(WHAT TO DO)
Give a verbatim copy of the lines below, minus the pictures.

Figure contents as structured data:
►
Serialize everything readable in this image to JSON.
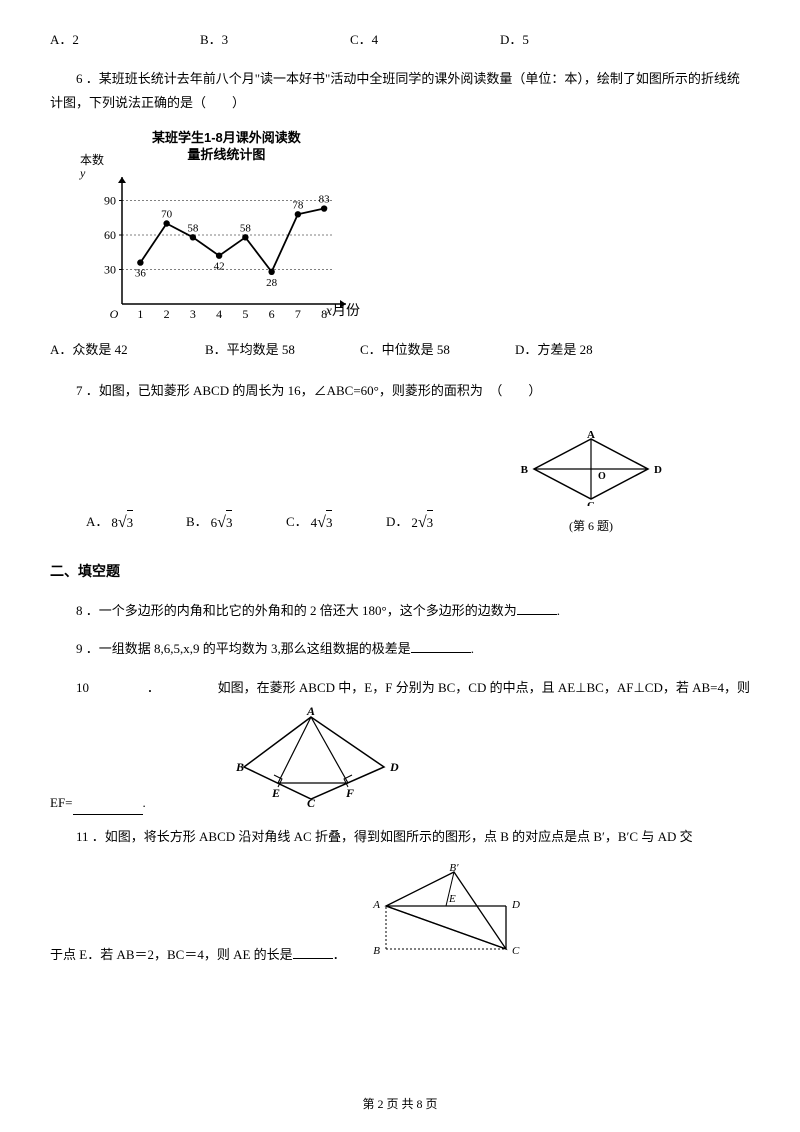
{
  "q_prev_options": {
    "a": "A．2",
    "b": "B．3",
    "c": "C．4",
    "d": "D．5"
  },
  "q6": {
    "text": "6 ．某班班长统计去年前八个月\"读一本好书\"活动中全班同学的课外阅读数量（单位：本），绘制了如图所示的折线统计图，下列说法正确的是（　　）",
    "chart": {
      "title_l1": "某班学生1-8月课外阅读数",
      "title_l2": "量折线统计图",
      "y_label": "本数",
      "x_label": "月份",
      "x_cats": [
        "1",
        "2",
        "3",
        "4",
        "5",
        "6",
        "7",
        "8"
      ],
      "y_ticks": [
        30,
        60,
        90
      ],
      "values": [
        36,
        70,
        58,
        42,
        58,
        28,
        78,
        83
      ],
      "line_color": "#000000",
      "point_color": "#000000",
      "bg": "#ffffff"
    },
    "options": {
      "a": "A．众数是 42",
      "b": "B．平均数是 58",
      "c": "C．中位数是 58",
      "d": "D．方差是 28"
    }
  },
  "q7": {
    "text": "7 ．如图，已知菱形 ABCD 的周长为 16，∠ABC=60°，则菱形的面积为　（　　）",
    "options": {
      "a_pre": "A．",
      "a_coef": "8",
      "a_rad": "3",
      "b_pre": "B．",
      "b_coef": "6",
      "b_rad": "3",
      "c_pre": "C．",
      "c_coef": "4",
      "c_rad": "3",
      "d_pre": "D．",
      "d_coef": "2",
      "d_rad": "3"
    },
    "figure": {
      "A": "A",
      "B": "B",
      "C": "C",
      "D": "D",
      "O": "O",
      "caption": "(第 6 题)"
    }
  },
  "section2_title": "二、填空题",
  "q8": {
    "text_pre": "8 ．一个多边形的内角和比它的外角和的 2 倍还大 180°，这个多边形的边数为",
    "text_post": "."
  },
  "q9": {
    "text_pre": "9 ．一组数据 8,6,5,x,9 的平均数为 3,那么这组数据的极差是",
    "text_post": "."
  },
  "q10": {
    "num": "10",
    "dot": "．",
    "text": "如图，在菱形 ABCD 中，E，F 分别为 BC，CD 的中点，且 AE⊥BC，AF⊥CD，若 AB=4，则",
    "ef_pre": "EF=",
    "ef_post": ".",
    "figure": {
      "A": "A",
      "B": "B",
      "C": "C",
      "D": "D",
      "E": "E",
      "F": "F"
    }
  },
  "q11": {
    "text1": "11 ．如图，将长方形 ABCD 沿对角线 AC 折叠，得到如图所示的图形，点 B 的对应点是点 B′，B′C 与 AD 交",
    "text2_pre": "于点 E．若 AB＝2，BC＝4，则 AE 的长是",
    "text2_post": "．",
    "figure": {
      "A": "A",
      "B": "B",
      "Bp": "B′",
      "C": "C",
      "D": "D",
      "E": "E"
    }
  },
  "footer": "第 2 页 共 8 页"
}
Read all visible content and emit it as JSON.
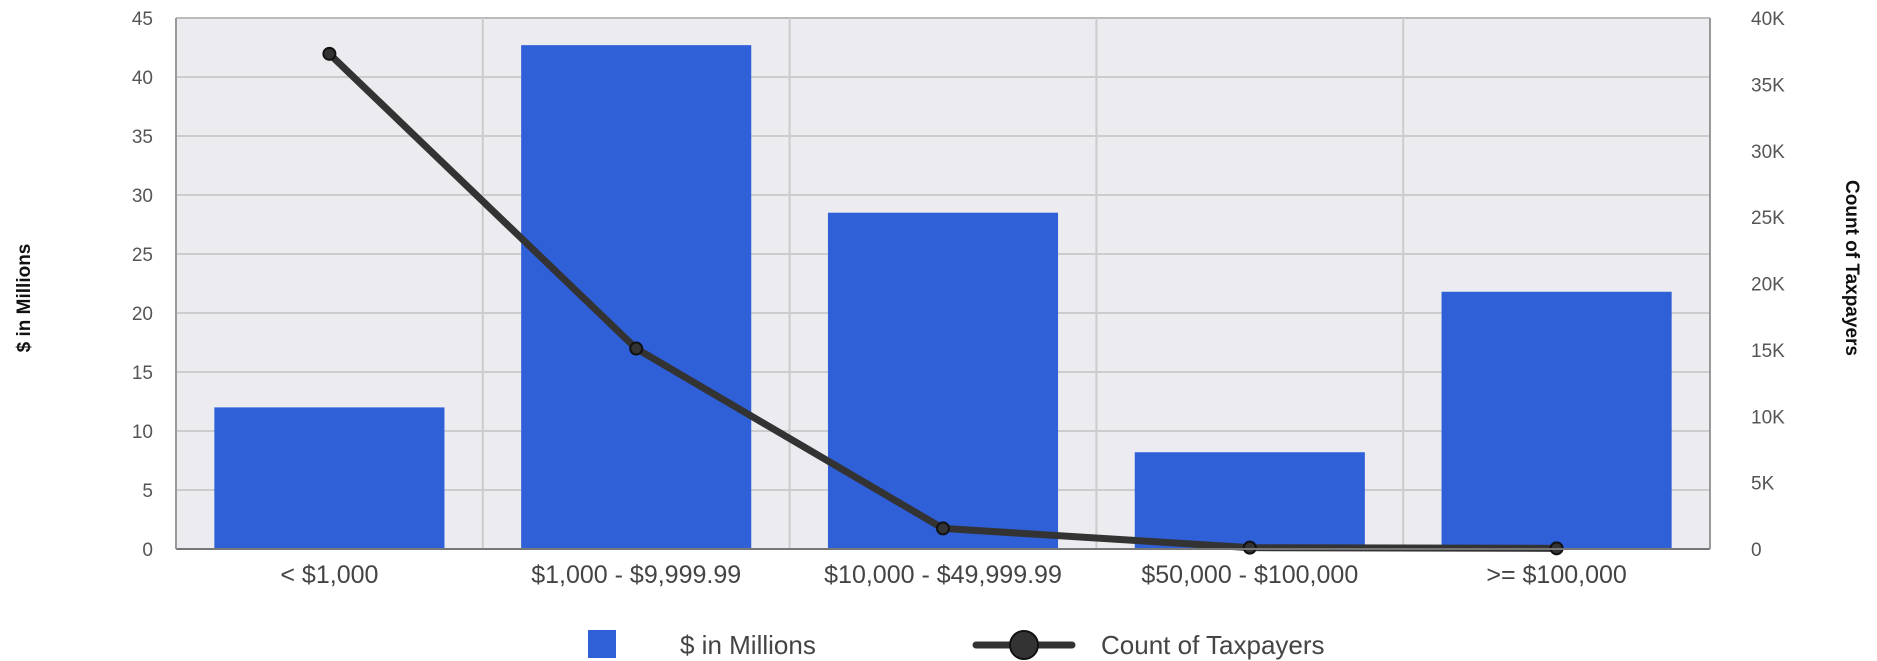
{
  "chart_data": {
    "type": "bar",
    "categories": [
      "< $1,000",
      "$1,000 - $9,999.99",
      "$10,000 - $49,999.99",
      "$50,000 - $100,000",
      ">= $100,000"
    ],
    "series": [
      {
        "name": "$ in Millions",
        "type": "bar",
        "axis": "left",
        "color": "#3060d8",
        "values": [
          12,
          42.7,
          28.5,
          8.2,
          21.8
        ]
      },
      {
        "name": "Count of Taxpayers",
        "type": "line",
        "axis": "right",
        "color": "#333333",
        "values": [
          37300,
          15100,
          1550,
          100,
          50
        ]
      }
    ],
    "ylabel": "$ in Millions",
    "y2label": "Count of Taxpayers",
    "ylim": [
      0,
      45
    ],
    "y2lim": [
      0,
      40000
    ],
    "yticks": [
      "0",
      "5",
      "10",
      "15",
      "20",
      "25",
      "30",
      "35",
      "40",
      "45"
    ],
    "y2ticks": [
      "0",
      "5K",
      "10K",
      "15K",
      "20K",
      "25K",
      "30K",
      "35K",
      "40K"
    ],
    "grid": true,
    "legend": "bottom",
    "background": "#ebebf0"
  }
}
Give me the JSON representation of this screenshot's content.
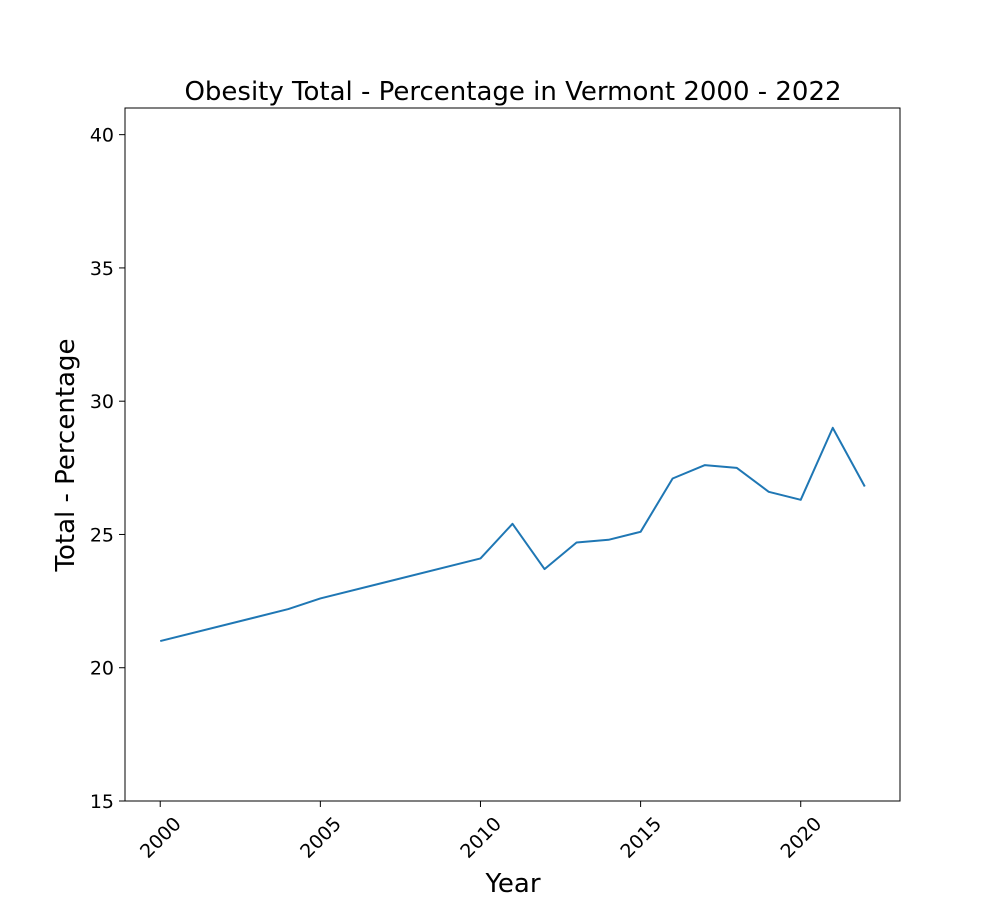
{
  "chart_data": {
    "type": "line",
    "title": "Obesity Total - Percentage in Vermont 2000 - 2022",
    "xlabel": "Year",
    "ylabel": "Total - Percentage",
    "x": [
      2000,
      2004,
      2005,
      2010,
      2011,
      2012,
      2013,
      2014,
      2015,
      2016,
      2017,
      2018,
      2019,
      2020,
      2021,
      2022
    ],
    "series": [
      {
        "values": [
          21.0,
          22.2,
          22.6,
          24.1,
          25.4,
          23.7,
          24.7,
          24.8,
          25.1,
          27.1,
          27.6,
          27.5,
          26.6,
          26.3,
          29.0,
          26.8
        ]
      }
    ],
    "xlim": [
      1998.9,
      2023.1
    ],
    "ylim": [
      15,
      41
    ],
    "xticks": [
      "2000",
      "2005",
      "2010",
      "2015",
      "2020"
    ],
    "yticks": [
      "15",
      "20",
      "25",
      "30",
      "35",
      "40"
    ],
    "grid": false,
    "line_color": "#1f77b4"
  }
}
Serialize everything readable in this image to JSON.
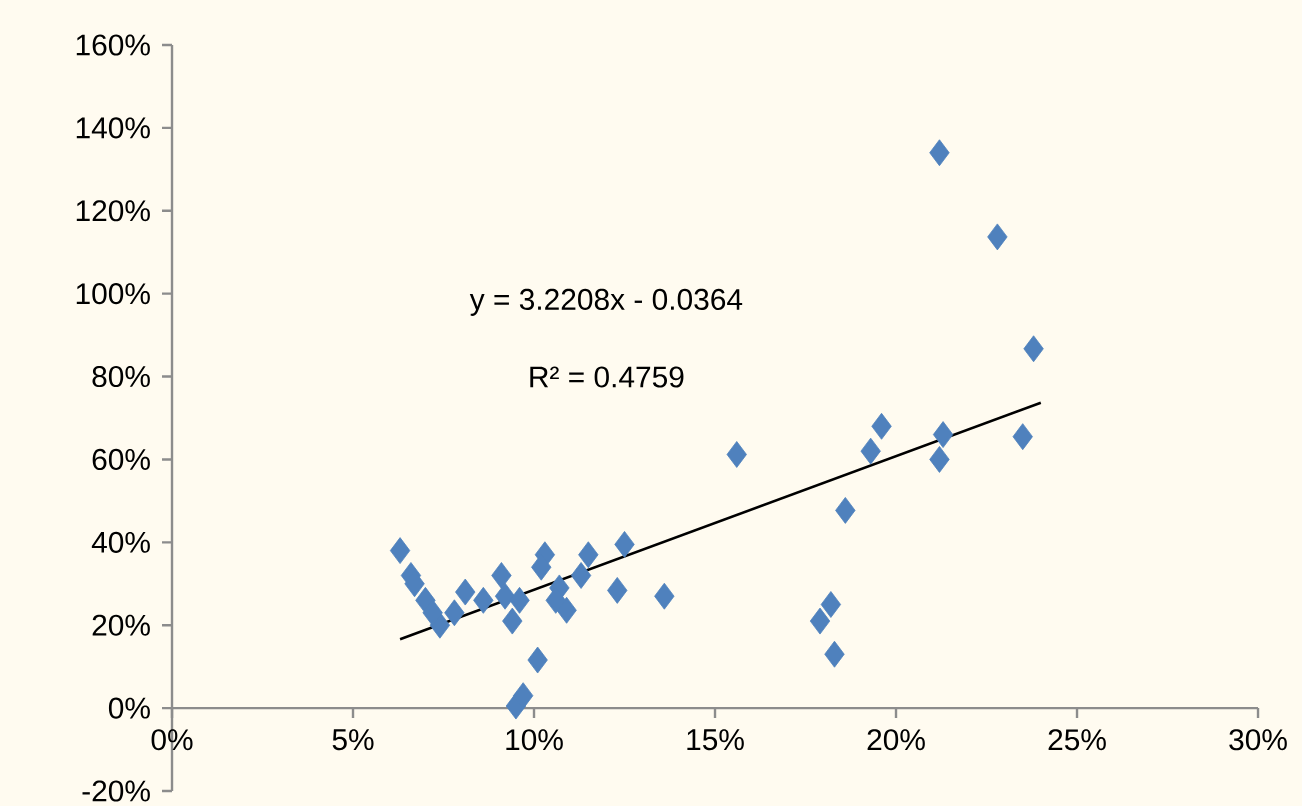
◄
(SOLUTION TO THIS PROBLEM)
Serialize everything readable in this image to JSON.
{
  "q_prev_options": {
    "a": "A．2",
    "b": "B．3",
    "c": "C．4",
    "d": "D．5"
  },
  "q6": {
    "text": "6 ．某班班长统计去年前八个月\"读一本好书\"活动中全班同学的课外阅读数量（单位：本），绘制了如图所示的折线统计图，下列说法正确的是（　　）",
    "chart": {
      "title_l1": "某班学生1-8月课外阅读数",
      "title_l2": "量折线统计图",
      "y_label": "本数",
      "x_label": "月份",
      "x_cats": [
        "1",
        "2",
        "3",
        "4",
        "5",
        "6",
        "7",
        "8"
      ],
      "y_ticks": [
        30,
        60,
        90
      ],
      "values": [
        36,
        70,
        58,
        42,
        58,
        28,
        78,
        83
      ],
      "line_color": "#000000",
      "point_color": "#000000",
      "bg": "#ffffff"
    },
    "options": {
      "a": "A．众数是 42",
      "b": "B．平均数是 58",
      "c": "C．中位数是 58",
      "d": "D．方差是 28"
    }
  },
  "q7": {
    "text": "7 ．如图，已知菱形 ABCD 的周长为 16，∠ABC=60°，则菱形的面积为　（　　）",
    "options": {
      "a_pre": "A．",
      "a_coef": "8",
      "a_rad": "3",
      "b_pre": "B．",
      "b_coef": "6",
      "b_rad": "3",
      "c_pre": "C．",
      "c_coef": "4",
      "c_rad": "3",
      "d_pre": "D．",
      "d_coef": "2",
      "d_rad": "3"
    },
    "figure": {
      "A": "A",
      "B": "B",
      "C": "C",
      "D": "D",
      "O": "O",
      "caption": "(第 6 题)"
    }
  },
  "section2_title": "二、填空题",
  "q8": {
    "text_pre": "8 ．一个多边形的内角和比它的外角和的 2 倍还大 180°，这个多边形的边数为",
    "text_post": "."
  },
  "q9": {
    "text_pre": "9 ．一组数据 8,6,5,x,9 的平均数为 3,那么这组数据的极差是",
    "text_post": "."
  },
  "q10": {
    "num": "10",
    "dot": "．",
    "text": "如图，在菱形 ABCD 中，E，F 分别为 BC，CD 的中点，且 AE⊥BC，AF⊥CD，若 AB=4，则",
    "ef_pre": "EF=",
    "ef_post": ".",
    "figure": {
      "A": "A",
      "B": "B",
      "C": "C",
      "D": "D",
      "E": "E",
      "F": "F"
    }
  },
  "q11": {
    "text1": "11 ．如图，将长方形 ABCD 沿对角线 AC 折叠，得到如图所示的图形，点 B 的对应点是点 B′，B′C 与 AD 交",
    "text2_pre": "于点 E．若 AB＝2，BC＝4，则 AE 的长是",
    "text2_post": "．",
    "figure": {
      "A": "A",
      "B": "B",
      "Bp": "B′",
      "C": "C",
      "D": "D",
      "E": "E"
    }
  },
  "footer": "第 2 页 共 8 页"
}
Read all visible content and emit it as JSON.
{
  "chart_data": {
    "type": "bar",
    "categories": [
      "< $1,000",
      "$1,000 - $9,999.99",
      "$10,000 - $49,999.99",
      "$50,000 - $100,000",
      ">= $100,000"
    ],
    "series": [
      {
        "name": "$ in Millions",
        "type": "bar",
        "axis": "left",
        "color": "#3060d8",
        "values": [
          12,
          42.7,
          28.5,
          8.2,
          21.8
        ]
      },
      {
        "name": "Count of Taxpayers",
        "type": "line",
        "axis": "right",
        "color": "#333333",
        "values": [
          37300,
          15100,
          1550,
          100,
          50
        ]
      }
    ],
    "ylabel": "$ in Millions",
    "y2label": "Count of Taxpayers",
    "ylim": [
      0,
      45
    ],
    "y2lim": [
      0,
      40000
    ],
    "yticks": [
      "0",
      "5",
      "10",
      "15",
      "20",
      "25",
      "30",
      "35",
      "40",
      "45"
    ],
    "y2ticks": [
      "0",
      "5K",
      "10K",
      "15K",
      "20K",
      "25K",
      "30K",
      "35K",
      "40K"
    ],
    "grid": true,
    "legend": "bottom",
    "background": "#ebebf0"
  }
}
Give me the JSON representation of this screenshot's content.
{
  "chart_data": {
    "type": "line",
    "title": "Obesity Total - Percentage in Vermont 2000 - 2022",
    "xlabel": "Year",
    "ylabel": "Total - Percentage",
    "x": [
      2000,
      2004,
      2005,
      2010,
      2011,
      2012,
      2013,
      2014,
      2015,
      2016,
      2017,
      2018,
      2019,
      2020,
      2021,
      2022
    ],
    "series": [
      {
        "values": [
          21.0,
          22.2,
          22.6,
          24.1,
          25.4,
          23.7,
          24.7,
          24.8,
          25.1,
          27.1,
          27.6,
          27.5,
          26.6,
          26.3,
          29.0,
          26.8
        ]
      }
    ],
    "xlim": [
      1998.9,
      2023.1
    ],
    "ylim": [
      15,
      41
    ],
    "xticks": [
      "2000",
      "2005",
      "2010",
      "2015",
      "2020"
    ],
    "yticks": [
      "15",
      "20",
      "25",
      "30",
      "35",
      "40"
    ],
    "grid": false,
    "line_color": "#1f77b4"
  }
}
Serialize everything readable in this image to JSON.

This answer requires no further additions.